Data in this exercise ▸
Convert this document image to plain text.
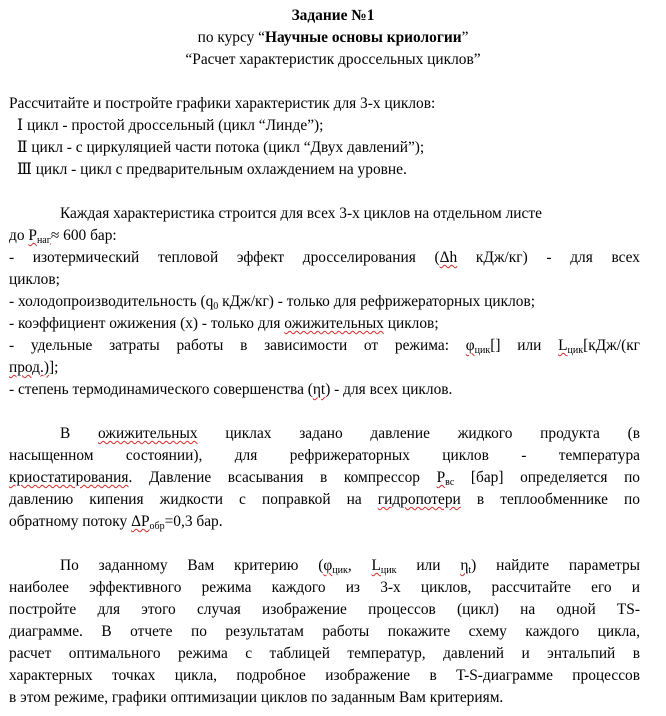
Задание №1
по курсу “Научные основы криологии”
“Расчет характеристик дроссельных циклов”
Рассчитайте и постройте графики характеристик для 3-х циклов:
Ⅰ цикл - простой дроссельный (цикл “Линде”);
Ⅱ цикл - с циркуляцией части потока (цикл “Двух давлений”);
Ⅲ цикл - цикл с предварительным охлаждением на уровне.
Каждая характеристика строится для всех 3-х циклов на отдельном листе
до $P_{наг}\approx 600$ бар:
- изотермический тепловой эффект дросселирования (Δh кДж/кг) - для всех
циклов;
- холодопроизводительность ($q_0$ кДж/кг) - только для рефрижераторных циклов;
- коэффициент ожижения (x) - только для ожижительных циклов;
- удельные затраты работы в зависимости от режима: $\varphi_{цик}[]$ или $L_{цик}[кДж/(кг$
прод.)];
- степень термодинамического совершенства (ηt) - для всех циклов.
В ожижительных циклах задано давление жидкого продукта (в
насыщенном состоянии), для рефрижераторных циклов - температура
криостатирования. Давление всасывания в компрессор $P_{вс}$ [бар] определяется по
давлению кипения жидкости с поправкой на гидропотери в теплообменнике по
обратному потоку $\Delta P_{обр}=0,3$ бар.
По заданному Вам критерию ($\varphi_{цик}$, $L_{цик}$ или $\eta_t$) найдите параметры
наиболее эффективного режима каждого из 3-х циклов, рассчитайте его и
постройте для этого случая изображение процессов (цикл) на одной TS-
диаграмме. В отчете по результатам работы покажите схему каждого цикла,
расчет оптимального режима с таблицей температур, давлений и энтальпий в
характерных точках цикла, подробное изображение в T-S-диаграмме процессов
в этом режиме, графики оптимизации циклов по заданным Вам критериям.
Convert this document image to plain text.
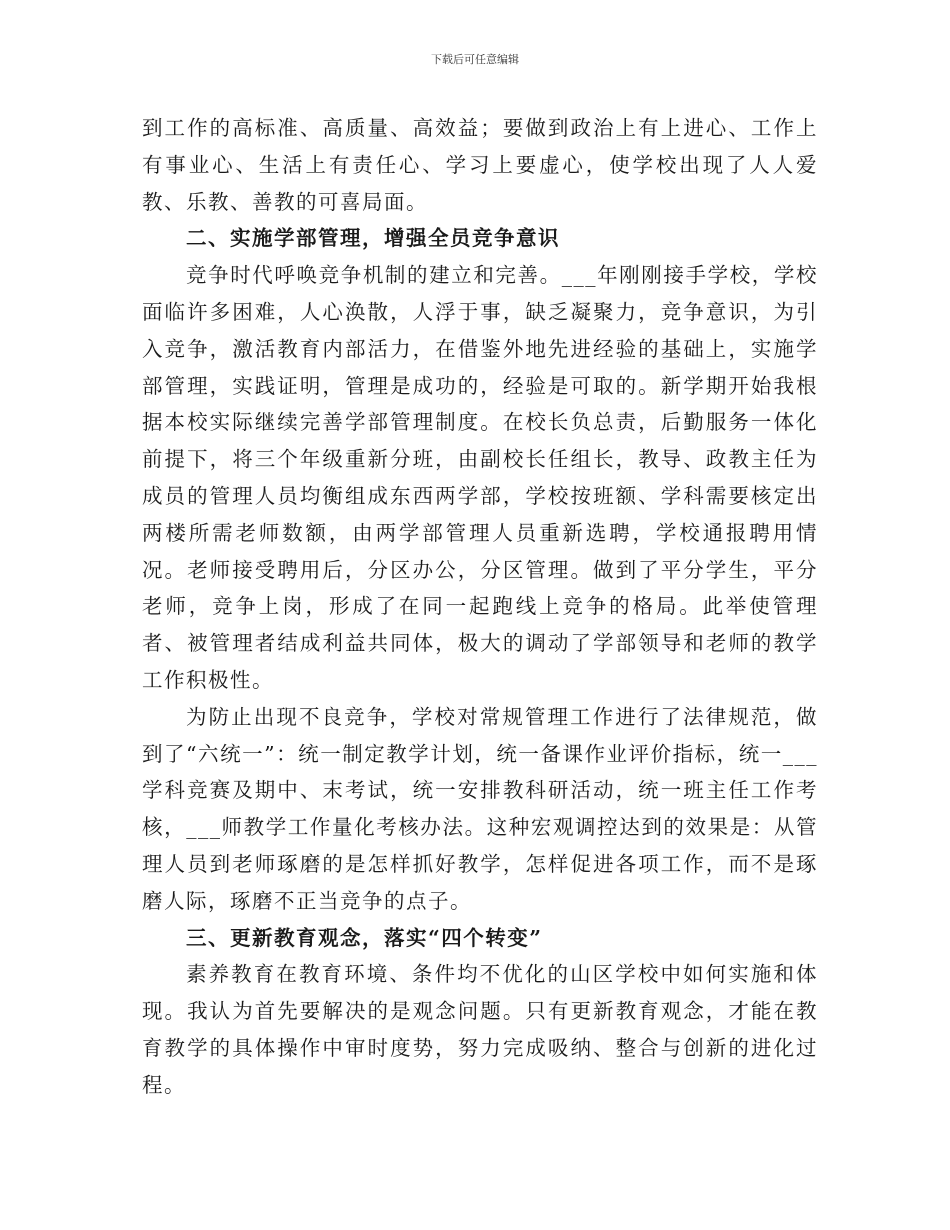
下载后可任意编辑

到工作的高标准、高质量、高效益；要做到政治上有上进心、工作上有事业心、生活上有责任心、学习上要虚心，使学校出现了人人爱教、乐教、善教的可喜局面。

二、实施学部管理，增强全员竞争意识

竞争时代呼唤竞争机制的建立和完善。___年刚刚接手学校，学校面临许多困难，人心涣散，人浮于事，缺乏凝聚力，竞争意识，为引入竞争，激活教育内部活力，在借鉴外地先进经验的基础上，实施学部管理，实践证明，管理是成功的，经验是可取的。新学期开始我根据本校实际继续完善学部管理制度。在校长负总责，后勤服务一体化前提下，将三个年级重新分班，由副校长任组长，教导、政教主任为成员的管理人员均衡组成东西两学部，学校按班额、学科需要核定出两楼所需老师数额，由两学部管理人员重新选聘，学校通报聘用情况。老师接受聘用后，分区办公，分区管理。做到了平分学生，平分老师，竞争上岗，形成了在同一起跑线上竞争的格局。此举使管理者、被管理者结成利益共同体，极大的调动了学部领导和老师的教学工作积极性。

为防止出现不良竞争，学校对常规管理工作进行了法律规范，做到了“六统一”：统一制定教学计划，统一备课作业评价指标，统一___学科竞赛及期中、末考试，统一安排教科研活动，统一班主任工作考核，___师教学工作量化考核办法。这种宏观调控达到的效果是：从管理人员到老师琢磨的是怎样抓好教学，怎样促进各项工作，而不是琢磨人际，琢磨不正当竞争的点子。

三、更新教育观念，落实“四个转变”

素养教育在教育环境、条件均不优化的山区学校中如何实施和体现。我认为首先要解决的是观念问题。只有更新教育观念，才能在教育教学的具体操作中审时度势，努力完成吸纳、整合与创新的进化过程。
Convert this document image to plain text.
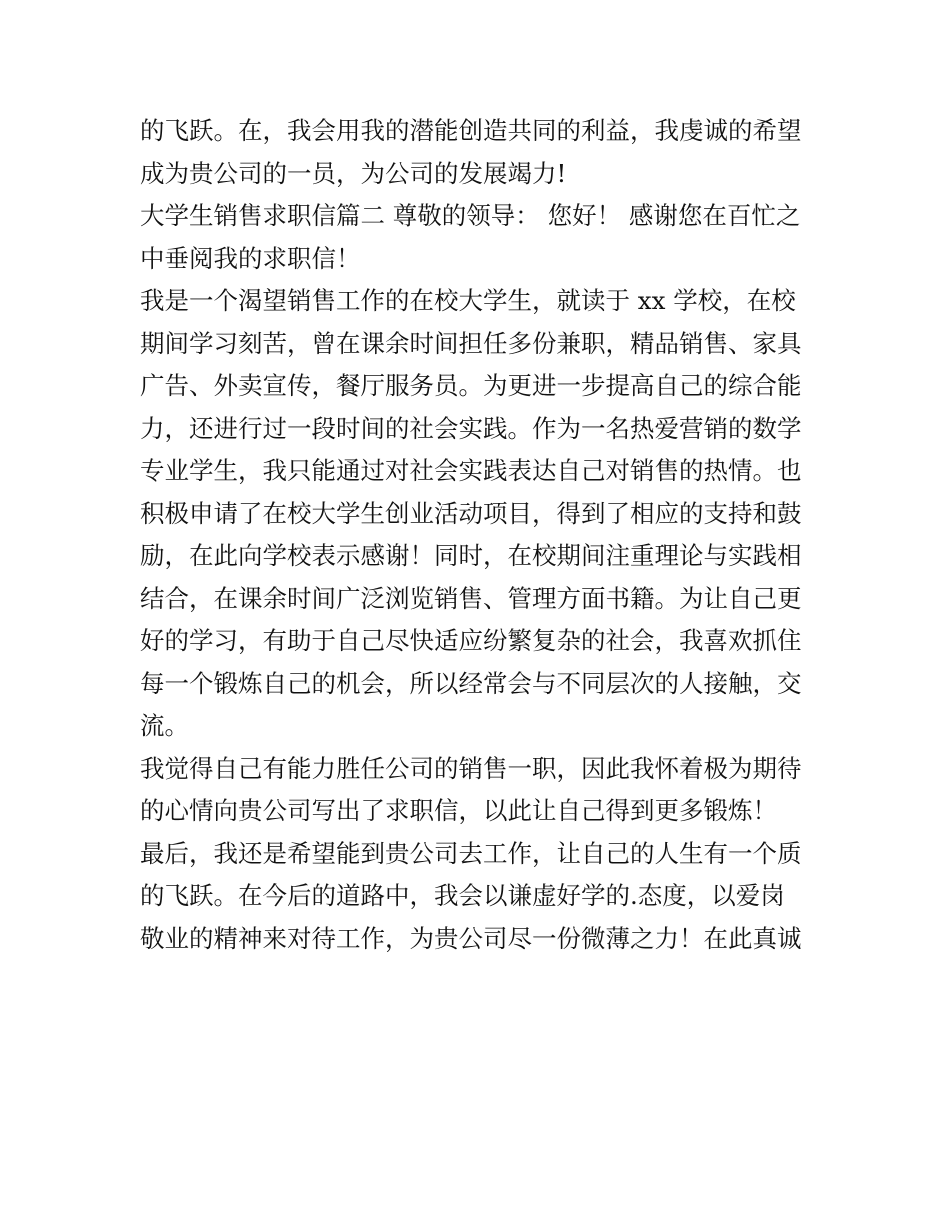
的飞跃。在，我会用我的潜能创造共同的利益，我虔诚的希望
成为贵公司的一员，为公司的发展竭力!
大学生销售求职信篇二 尊敬的领导： 您好！ 感谢您在百忙之
中垂阅我的求职信！
我是一个渴望销售工作的在校大学生，就读于 xx 学校，在校
期间学习刻苦，曾在课余时间担任多份兼职，精品销售、家具
广告、外卖宣传，餐厅服务员。为更进一步提高自己的综合能
力，还进行过一段时间的社会实践。作为一名热爱营销的数学
专业学生，我只能通过对社会实践表达自己对销售的热情。也
积极申请了在校大学生创业活动项目，得到了相应的支持和鼓
励，在此向学校表示感谢！同时，在校期间注重理论与实践相
结合，在课余时间广泛浏览销售、管理方面书籍。为让自己更
好的学习，有助于自己尽快适应纷繁复杂的社会，我喜欢抓住
每一个锻炼自己的机会，所以经常会与不同层次的人接触，交
流。
我觉得自己有能力胜任公司的销售一职，因此我怀着极为期待
的心情向贵公司写出了求职信，以此让自己得到更多锻炼！
最后，我还是希望能到贵公司去工作，让自己的人生有一个质
的飞跃。在今后的道路中，我会以谦虚好学的.态度，以爱岗
敬业的精神来对待工作，为贵公司尽一份微薄之力！在此真诚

What you should do ▸ Using the entries above, return each line in which the word "ожижительных" occurs.

In response ▸
- коэффициент ожижения (x) - только для ожижительных циклов;
В ожижительных циклах задано давление жидкого продукта (в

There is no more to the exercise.